Given passage:
>>>

July 30, 2013 at 1:58 pm

I wrote a version that uses a State monad wrapper around the random number generator and runs every generation function in that monad. With -O2 it does not perform as well on my machine as the giant Vector one. Using Control.Monad.State.Strict made it a little faster, but not quite as fast.

According to the heap profiles i’ve generated though, the state monad generator used 1/50th of the memory of H.hs

H.hs uses 157 MB of memory while the state monad version uses 3 MB.

I could post my version somewhere if you want it.

Reply
- logicchains says:
  
  July 30, 2013 at 2:05 pm
  
  Sure, if you post a copy to Pastebin I’ll test it and see how it compares to H.hs on my machine. When the code used the Mersenne twister prng, changing from an unboxed vector to a lazy infinite list sped it up by over 10%, so I’m surprised the same doesn’t apply to the XorShift prng. If the slowdown with the state monad generator saves that much memory then it would probably perform better when the number of rooms/iterations needed is scaled up, too, and would work better with parallel code.

<<<

Written problem 1:
Which figures about memory use or speed does the forum thread above give? List every one.
Written problem 2:
Answer these from the forum thread above:
(a) How much memory does H.hs use?
(b) Which module made the state monad version a little faster?
(c) Where does logicchains ask for a copy of the code to be posted?
Written problem 3:
Can you carry on the forum thread about the state monad random number generator from the point where it stops?

Records provided:
>>>

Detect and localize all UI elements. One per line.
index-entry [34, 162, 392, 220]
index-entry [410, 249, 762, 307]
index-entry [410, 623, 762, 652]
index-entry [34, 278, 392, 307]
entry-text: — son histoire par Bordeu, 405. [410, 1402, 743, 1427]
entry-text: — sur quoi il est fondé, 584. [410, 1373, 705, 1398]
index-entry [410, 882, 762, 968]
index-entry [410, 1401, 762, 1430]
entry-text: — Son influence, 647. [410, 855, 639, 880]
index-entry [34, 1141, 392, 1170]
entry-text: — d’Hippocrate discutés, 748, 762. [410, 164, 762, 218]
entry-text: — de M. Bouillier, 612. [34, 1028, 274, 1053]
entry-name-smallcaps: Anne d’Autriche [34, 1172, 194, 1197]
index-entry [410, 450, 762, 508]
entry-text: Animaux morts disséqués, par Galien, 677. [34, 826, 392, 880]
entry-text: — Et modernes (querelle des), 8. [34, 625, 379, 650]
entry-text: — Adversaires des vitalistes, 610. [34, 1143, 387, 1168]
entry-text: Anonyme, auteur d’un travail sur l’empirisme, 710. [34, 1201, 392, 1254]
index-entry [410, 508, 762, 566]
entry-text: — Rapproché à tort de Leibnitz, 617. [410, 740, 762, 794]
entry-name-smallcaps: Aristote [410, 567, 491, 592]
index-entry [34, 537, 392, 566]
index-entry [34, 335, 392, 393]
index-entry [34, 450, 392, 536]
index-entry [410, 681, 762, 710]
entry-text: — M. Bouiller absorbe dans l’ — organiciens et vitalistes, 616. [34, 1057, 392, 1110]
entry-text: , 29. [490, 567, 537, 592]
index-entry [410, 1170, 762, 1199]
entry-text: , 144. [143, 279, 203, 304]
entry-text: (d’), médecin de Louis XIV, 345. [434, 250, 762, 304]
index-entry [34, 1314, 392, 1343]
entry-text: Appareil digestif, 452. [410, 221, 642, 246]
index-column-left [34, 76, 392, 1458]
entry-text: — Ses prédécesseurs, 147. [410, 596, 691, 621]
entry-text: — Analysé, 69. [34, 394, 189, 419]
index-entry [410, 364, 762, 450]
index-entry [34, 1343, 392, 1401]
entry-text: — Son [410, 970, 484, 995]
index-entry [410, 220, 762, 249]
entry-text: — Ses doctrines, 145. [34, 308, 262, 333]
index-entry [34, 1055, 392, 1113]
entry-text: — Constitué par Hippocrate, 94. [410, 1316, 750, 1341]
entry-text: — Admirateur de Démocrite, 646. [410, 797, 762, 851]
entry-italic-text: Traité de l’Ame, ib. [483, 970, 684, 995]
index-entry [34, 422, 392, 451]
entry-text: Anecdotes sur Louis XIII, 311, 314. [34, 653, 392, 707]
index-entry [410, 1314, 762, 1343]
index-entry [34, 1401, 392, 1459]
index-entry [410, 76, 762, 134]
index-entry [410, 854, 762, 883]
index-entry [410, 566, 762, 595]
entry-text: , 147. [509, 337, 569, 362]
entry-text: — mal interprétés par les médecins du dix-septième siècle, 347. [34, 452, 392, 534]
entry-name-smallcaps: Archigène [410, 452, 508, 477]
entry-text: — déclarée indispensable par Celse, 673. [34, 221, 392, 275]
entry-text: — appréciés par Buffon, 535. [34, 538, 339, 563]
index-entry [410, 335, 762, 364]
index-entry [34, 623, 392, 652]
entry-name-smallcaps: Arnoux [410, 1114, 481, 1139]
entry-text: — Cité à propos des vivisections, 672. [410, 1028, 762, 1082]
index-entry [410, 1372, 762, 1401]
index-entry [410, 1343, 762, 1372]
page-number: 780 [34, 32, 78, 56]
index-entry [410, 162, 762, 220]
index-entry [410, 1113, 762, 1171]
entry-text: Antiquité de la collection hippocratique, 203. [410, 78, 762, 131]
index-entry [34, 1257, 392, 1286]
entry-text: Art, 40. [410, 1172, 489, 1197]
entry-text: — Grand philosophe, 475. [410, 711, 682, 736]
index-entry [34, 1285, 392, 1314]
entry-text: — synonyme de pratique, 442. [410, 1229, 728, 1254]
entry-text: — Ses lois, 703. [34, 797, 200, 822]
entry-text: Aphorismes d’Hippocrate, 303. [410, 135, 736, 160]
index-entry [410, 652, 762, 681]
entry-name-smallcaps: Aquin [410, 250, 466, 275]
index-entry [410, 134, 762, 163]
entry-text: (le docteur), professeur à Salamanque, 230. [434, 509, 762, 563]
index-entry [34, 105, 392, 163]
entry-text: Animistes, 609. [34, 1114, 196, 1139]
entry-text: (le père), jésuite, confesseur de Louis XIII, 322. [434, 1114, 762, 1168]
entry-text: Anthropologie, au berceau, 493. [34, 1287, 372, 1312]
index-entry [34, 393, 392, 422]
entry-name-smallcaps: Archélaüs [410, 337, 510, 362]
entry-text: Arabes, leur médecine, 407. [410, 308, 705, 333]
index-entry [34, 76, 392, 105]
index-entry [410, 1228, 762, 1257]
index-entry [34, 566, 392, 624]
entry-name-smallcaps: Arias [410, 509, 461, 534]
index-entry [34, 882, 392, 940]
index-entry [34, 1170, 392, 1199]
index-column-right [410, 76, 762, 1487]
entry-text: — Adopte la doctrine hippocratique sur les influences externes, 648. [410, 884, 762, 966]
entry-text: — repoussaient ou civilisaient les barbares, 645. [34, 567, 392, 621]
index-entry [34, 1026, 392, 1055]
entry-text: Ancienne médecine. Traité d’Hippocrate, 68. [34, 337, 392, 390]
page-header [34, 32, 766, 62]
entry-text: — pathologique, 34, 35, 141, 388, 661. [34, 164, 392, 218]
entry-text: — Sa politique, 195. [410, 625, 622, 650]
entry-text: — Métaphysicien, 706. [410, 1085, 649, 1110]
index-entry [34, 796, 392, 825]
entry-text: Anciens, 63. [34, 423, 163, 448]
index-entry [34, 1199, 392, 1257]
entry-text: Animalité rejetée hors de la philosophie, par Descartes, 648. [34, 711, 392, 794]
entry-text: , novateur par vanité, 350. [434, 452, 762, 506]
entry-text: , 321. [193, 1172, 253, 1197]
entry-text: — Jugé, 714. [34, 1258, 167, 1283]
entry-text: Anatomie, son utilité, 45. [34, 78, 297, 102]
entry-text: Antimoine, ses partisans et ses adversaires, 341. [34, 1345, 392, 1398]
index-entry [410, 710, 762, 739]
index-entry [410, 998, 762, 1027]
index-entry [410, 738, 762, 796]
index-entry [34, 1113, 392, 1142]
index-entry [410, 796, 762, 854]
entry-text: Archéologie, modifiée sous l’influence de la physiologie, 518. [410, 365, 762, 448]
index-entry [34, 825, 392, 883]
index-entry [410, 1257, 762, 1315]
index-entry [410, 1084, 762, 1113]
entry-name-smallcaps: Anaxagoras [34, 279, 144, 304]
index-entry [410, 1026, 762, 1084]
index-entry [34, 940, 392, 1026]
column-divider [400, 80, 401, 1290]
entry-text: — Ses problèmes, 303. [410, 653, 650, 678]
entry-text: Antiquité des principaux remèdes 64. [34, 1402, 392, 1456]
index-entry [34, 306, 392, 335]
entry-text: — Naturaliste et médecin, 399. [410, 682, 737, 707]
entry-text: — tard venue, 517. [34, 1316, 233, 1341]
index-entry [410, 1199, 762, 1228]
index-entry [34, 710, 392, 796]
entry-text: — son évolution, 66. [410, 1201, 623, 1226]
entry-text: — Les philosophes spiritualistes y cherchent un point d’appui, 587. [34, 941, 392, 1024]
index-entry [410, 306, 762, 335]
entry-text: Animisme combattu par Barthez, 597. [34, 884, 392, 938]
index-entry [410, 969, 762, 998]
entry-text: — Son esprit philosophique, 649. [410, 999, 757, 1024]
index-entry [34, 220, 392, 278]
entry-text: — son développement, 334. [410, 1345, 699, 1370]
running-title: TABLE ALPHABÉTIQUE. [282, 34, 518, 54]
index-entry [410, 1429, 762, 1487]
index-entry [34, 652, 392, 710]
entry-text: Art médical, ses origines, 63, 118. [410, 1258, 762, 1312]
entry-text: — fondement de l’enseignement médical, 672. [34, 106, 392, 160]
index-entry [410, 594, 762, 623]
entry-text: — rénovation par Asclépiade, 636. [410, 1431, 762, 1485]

<<<

Answer 1:
1/50th
157 MB
3 MB
over 10%

Answer 2:
(a) 157 MB
(b) Control.Monad.State.Strict
(c) Pastebin

Answer 3:
  Reply
Dave says:

July 30, 2013 at 3:20 pm

State Monad version here:
http://pastebin.com/gamMWuyQ

Reply
- logicchains says:
  
  July 31, 2013 at 2:25 pm
  
  That was surprisingly slow, less than half the speed of the unboxed vector one. I’ll profile it later to see why. I think the easiest way to speed it up would be to use the same XorShift function as the other implementations use:
  
  int GenRand(uint32_t *gen) {
  *gen += *gen;
  *gen ^= 1;
  int32_t tgen=*gen;
  if ( tgen < 0) {
  *gen ^= 0x88888eef;
  }
  int a = *gen;
  return a;
  }
  rather than the XorShift library. It might also be easier to get an infinite list out of it if you code the XorShift yourself.
  
  Reply
dave says:

July 31, 2013 at 3:07 pm

Yes, I was surprised how slow it was as well. I’m wondering if this is something for the ST Monad. When I profiled it it just looked like a ton of data being created and garbage collected over time. This makes me think we’d rather modify the same memory location a lot than create/destroy a ton of stuff.

Reply
Dave says:

August 1, 2013 at 12:20 pm

I have another version that does away with the Vectors, and the strictness, still using the State Monad for the random number generation and it’s a little bit faster than the one with Vectors and bang patterns on my machine.

http://pastebin.com/G1MMuka1

5,810,043,592 bytes allocated in the heap
7,354,800 bytes copied during GC
126,296 bytes maximum residency (3 sample(s))
30,576 bytes maximum slop
2 MB total memory in use (0 MB lost due to fragmentation)

Tot time (elapsed) Avg pause Max pause
Gen 0 11229 colls, 0 par 0.14s 0.15s 0.0000s 0.0001s
Gen 1 3 colls, 0 par 0.00s 0.00s 0.0002s 0.0003s

INIT time 0.00s ( 0.00s elapsed)
MUT time 3.42s ( 3.46s elapsed)
GC time 0.14s ( 0.15s elapsed)
RP time 0.00s ( 0.00s elapsed)
PROF time 0.00s ( 0.00s elapsed)
EXIT time 0.00s ( 0.00s elapsed)
Total time 3.57s ( 3.61s elapsed)

%GC time 3.9% (4.2% elapsed)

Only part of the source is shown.